▶ **What is being asked**
Below are records; work out how many of their lines hold the string "page" and give that number alone.

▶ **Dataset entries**
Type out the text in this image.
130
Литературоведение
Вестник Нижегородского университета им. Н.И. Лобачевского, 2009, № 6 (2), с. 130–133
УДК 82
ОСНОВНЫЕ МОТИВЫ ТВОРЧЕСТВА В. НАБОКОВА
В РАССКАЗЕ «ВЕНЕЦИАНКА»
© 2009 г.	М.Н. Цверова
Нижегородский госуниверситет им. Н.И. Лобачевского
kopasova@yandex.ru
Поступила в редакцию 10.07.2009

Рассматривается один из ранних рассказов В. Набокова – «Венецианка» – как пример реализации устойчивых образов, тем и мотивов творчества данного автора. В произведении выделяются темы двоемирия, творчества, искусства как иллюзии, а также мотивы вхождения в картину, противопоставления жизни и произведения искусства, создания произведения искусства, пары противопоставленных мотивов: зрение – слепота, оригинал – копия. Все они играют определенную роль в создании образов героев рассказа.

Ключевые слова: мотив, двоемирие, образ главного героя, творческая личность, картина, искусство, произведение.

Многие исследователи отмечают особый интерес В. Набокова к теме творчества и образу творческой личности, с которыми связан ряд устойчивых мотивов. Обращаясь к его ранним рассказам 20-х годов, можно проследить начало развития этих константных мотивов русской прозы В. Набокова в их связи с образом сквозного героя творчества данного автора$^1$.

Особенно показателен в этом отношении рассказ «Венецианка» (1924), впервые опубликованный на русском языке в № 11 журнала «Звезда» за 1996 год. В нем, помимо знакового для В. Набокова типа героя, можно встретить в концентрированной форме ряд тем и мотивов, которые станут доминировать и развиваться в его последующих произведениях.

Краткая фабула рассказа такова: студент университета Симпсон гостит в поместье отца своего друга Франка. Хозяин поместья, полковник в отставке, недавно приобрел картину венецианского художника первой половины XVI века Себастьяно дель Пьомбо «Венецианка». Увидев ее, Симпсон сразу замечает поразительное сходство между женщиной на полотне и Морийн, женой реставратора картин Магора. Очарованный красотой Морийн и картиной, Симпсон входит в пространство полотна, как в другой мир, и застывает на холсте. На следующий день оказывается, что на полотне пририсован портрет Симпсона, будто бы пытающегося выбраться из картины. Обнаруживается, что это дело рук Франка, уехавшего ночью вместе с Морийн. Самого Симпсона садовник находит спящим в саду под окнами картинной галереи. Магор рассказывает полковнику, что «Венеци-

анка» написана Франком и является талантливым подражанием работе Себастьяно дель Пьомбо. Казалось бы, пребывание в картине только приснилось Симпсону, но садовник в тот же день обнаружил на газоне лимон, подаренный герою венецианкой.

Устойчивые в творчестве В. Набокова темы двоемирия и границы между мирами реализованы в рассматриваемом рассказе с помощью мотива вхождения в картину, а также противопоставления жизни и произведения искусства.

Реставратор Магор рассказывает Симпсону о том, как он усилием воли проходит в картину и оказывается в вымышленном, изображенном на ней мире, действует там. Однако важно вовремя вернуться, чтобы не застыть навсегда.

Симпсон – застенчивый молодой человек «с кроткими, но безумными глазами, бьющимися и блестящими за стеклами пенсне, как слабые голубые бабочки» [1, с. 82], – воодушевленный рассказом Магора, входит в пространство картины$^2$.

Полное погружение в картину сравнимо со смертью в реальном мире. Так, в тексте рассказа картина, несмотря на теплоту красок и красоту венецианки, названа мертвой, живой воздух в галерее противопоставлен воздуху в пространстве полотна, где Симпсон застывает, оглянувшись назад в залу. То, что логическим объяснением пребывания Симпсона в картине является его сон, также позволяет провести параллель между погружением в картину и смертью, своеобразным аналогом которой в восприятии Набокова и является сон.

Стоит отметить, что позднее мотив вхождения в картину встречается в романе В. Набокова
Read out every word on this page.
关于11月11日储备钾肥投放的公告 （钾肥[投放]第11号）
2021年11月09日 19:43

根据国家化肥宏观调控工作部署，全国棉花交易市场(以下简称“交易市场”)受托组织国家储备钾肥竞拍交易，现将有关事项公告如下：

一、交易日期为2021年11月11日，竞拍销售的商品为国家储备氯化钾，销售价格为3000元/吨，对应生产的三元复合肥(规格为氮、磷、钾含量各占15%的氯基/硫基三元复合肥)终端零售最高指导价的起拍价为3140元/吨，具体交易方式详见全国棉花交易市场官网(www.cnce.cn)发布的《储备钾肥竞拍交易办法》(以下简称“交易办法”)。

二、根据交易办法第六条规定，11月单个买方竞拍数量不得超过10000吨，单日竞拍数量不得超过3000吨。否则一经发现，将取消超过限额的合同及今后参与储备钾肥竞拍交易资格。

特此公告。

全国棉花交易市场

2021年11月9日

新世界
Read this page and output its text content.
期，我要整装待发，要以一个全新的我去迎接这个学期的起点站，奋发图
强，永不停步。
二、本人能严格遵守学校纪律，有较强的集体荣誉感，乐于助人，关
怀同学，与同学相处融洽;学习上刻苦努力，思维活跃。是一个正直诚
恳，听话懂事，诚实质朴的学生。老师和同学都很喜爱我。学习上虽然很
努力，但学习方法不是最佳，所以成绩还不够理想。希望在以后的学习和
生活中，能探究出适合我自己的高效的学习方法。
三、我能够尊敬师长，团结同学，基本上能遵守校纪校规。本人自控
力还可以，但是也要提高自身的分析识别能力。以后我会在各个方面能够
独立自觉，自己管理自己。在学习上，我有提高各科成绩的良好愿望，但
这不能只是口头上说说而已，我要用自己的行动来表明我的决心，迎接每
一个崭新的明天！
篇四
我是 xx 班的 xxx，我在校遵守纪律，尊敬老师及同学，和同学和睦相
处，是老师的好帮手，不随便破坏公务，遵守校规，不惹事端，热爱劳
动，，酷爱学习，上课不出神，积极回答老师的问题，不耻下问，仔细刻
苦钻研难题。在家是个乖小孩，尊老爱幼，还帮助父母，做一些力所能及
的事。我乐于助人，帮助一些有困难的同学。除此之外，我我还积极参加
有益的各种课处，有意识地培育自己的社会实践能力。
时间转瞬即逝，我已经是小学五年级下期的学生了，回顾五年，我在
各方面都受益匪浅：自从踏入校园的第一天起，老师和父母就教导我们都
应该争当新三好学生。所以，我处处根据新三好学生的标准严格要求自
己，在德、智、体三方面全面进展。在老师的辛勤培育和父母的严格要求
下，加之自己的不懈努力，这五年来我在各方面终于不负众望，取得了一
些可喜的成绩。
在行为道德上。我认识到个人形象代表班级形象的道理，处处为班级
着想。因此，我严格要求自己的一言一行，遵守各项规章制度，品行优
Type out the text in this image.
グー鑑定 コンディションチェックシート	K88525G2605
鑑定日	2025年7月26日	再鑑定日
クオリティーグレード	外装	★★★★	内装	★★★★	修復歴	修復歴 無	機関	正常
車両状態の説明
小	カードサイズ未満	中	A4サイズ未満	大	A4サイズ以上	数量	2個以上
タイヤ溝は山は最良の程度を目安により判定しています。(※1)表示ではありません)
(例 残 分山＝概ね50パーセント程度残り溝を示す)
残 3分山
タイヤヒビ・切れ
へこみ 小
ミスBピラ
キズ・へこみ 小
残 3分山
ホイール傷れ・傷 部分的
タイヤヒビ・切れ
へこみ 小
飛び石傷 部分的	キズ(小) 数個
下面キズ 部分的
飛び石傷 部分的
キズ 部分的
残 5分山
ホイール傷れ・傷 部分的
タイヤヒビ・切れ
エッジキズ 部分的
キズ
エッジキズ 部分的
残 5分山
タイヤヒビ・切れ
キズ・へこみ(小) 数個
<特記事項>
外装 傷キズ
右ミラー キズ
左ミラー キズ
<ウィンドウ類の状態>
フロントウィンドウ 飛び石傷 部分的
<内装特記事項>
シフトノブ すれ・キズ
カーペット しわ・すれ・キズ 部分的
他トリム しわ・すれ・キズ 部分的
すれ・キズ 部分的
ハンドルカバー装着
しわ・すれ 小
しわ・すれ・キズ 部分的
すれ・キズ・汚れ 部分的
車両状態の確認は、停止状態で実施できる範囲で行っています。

▶ **Response to this exercise**
2